-- start of INPUT RECORDS --

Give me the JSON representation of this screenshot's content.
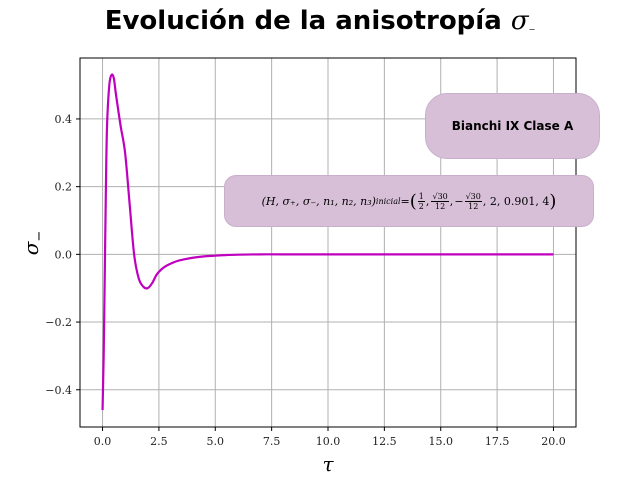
{
  "chart_data": {
    "type": "line",
    "title_text": "Evolución de la anisotropía",
    "title_symbol": "σ",
    "title_symbol_sub": "−",
    "xlabel": "τ",
    "ylabel_symbol": "σ",
    "ylabel_sub": "−",
    "xlim": [
      -1.0,
      21.0
    ],
    "ylim": [
      -0.51,
      0.58
    ],
    "grid": true,
    "x_ticks": [
      0.0,
      2.5,
      5.0,
      7.5,
      10.0,
      12.5,
      15.0,
      17.5,
      20.0
    ],
    "x_tick_labels": [
      "0.0",
      "2.5",
      "5.0",
      "7.5",
      "10.0",
      "12.5",
      "15.0",
      "17.5",
      "20.0"
    ],
    "y_ticks": [
      -0.4,
      -0.2,
      0.0,
      0.2,
      0.4
    ],
    "y_tick_labels": [
      "−0.4",
      "−0.2",
      "0.0",
      "0.2",
      "0.4"
    ],
    "series": [
      {
        "color": "#bf00bf",
        "x": [
          0.0,
          0.05,
          0.1,
          0.15,
          0.2,
          0.3,
          0.4,
          0.5,
          0.6,
          0.8,
          1.0,
          1.2,
          1.4,
          1.6,
          1.8,
          2.0,
          2.2,
          2.4,
          2.6,
          2.8,
          3.0,
          3.3,
          3.6,
          4.0,
          4.5,
          5.0,
          5.5,
          6.0,
          7.0,
          8.0,
          10.0,
          12.0,
          15.0,
          20.0
        ],
        "y": [
          -0.46,
          -0.3,
          -0.05,
          0.2,
          0.38,
          0.5,
          0.53,
          0.52,
          0.47,
          0.38,
          0.3,
          0.15,
          0.0,
          -0.07,
          -0.095,
          -0.1,
          -0.085,
          -0.06,
          -0.045,
          -0.035,
          -0.028,
          -0.02,
          -0.015,
          -0.01,
          -0.006,
          -0.004,
          -0.002,
          -0.001,
          0.0,
          0.0,
          0.0,
          0.0,
          0.0,
          0.0
        ]
      }
    ]
  },
  "annotations": {
    "box1": "Bianchi IX Clase A",
    "box2_lhs": "(H, σ₊, σ₋, n₁, n₂, n₃)",
    "box2_sub": "inicial",
    "box2_equals": " = ",
    "box2_half_num": "1",
    "box2_half_den": "2",
    "box2_sq_num": "√30",
    "box2_sq_den": "12",
    "box2_minus": "−",
    "box2_tail": ", 2, 0.901, 4"
  }
}
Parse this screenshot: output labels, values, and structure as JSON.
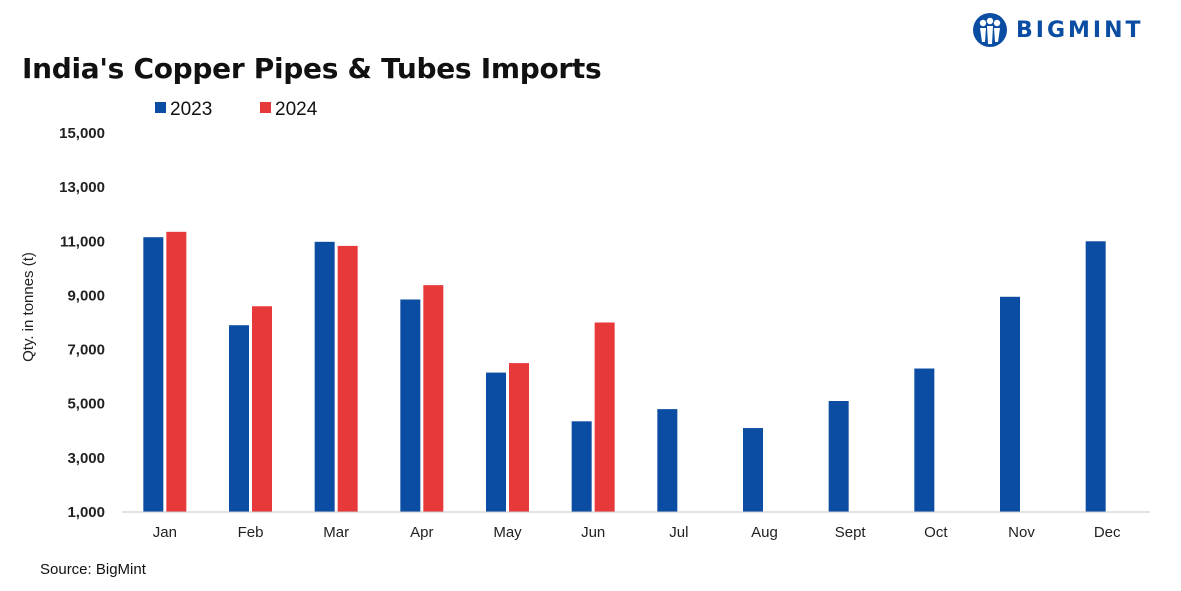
{
  "logo": {
    "text": "BIGMINT",
    "color": "#0a4da2"
  },
  "source": "Source: BigMint",
  "chart_data": {
    "type": "bar",
    "title": "India's Copper Pipes & Tubes Imports",
    "xlabel": "",
    "ylabel": "Qty. in tonnes (t)",
    "ylim": [
      1000,
      15000
    ],
    "yticks": [
      1000,
      3000,
      5000,
      7000,
      9000,
      11000,
      13000,
      15000
    ],
    "ytick_labels": [
      "1,000",
      "3,000",
      "5,000",
      "7,000",
      "9,000",
      "11,000",
      "13,000",
      "15,000"
    ],
    "grid": false,
    "legend_position": "top-left",
    "categories": [
      "Jan",
      "Feb",
      "Mar",
      "Apr",
      "May",
      "Jun",
      "Jul",
      "Aug",
      "Sept",
      "Oct",
      "Nov",
      "Dec"
    ],
    "series": [
      {
        "name": "2023",
        "color": "#0a4da2",
        "values": [
          11150,
          7900,
          10980,
          8850,
          6150,
          4350,
          4800,
          4100,
          5100,
          6300,
          8950,
          11000
        ]
      },
      {
        "name": "2024",
        "color": "#e8393a",
        "values": [
          11350,
          8600,
          10830,
          9380,
          6500,
          8000,
          null,
          null,
          null,
          null,
          null,
          null
        ]
      }
    ]
  }
}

-- end of INPUT RECORDS --

Look through the entries above; copy every line holding the string "screenshot".

- _SOLUTION_:
Give me the JSON representation of this screenshot's content.
Parse this screenshot: output labels, values, and structure as JSON.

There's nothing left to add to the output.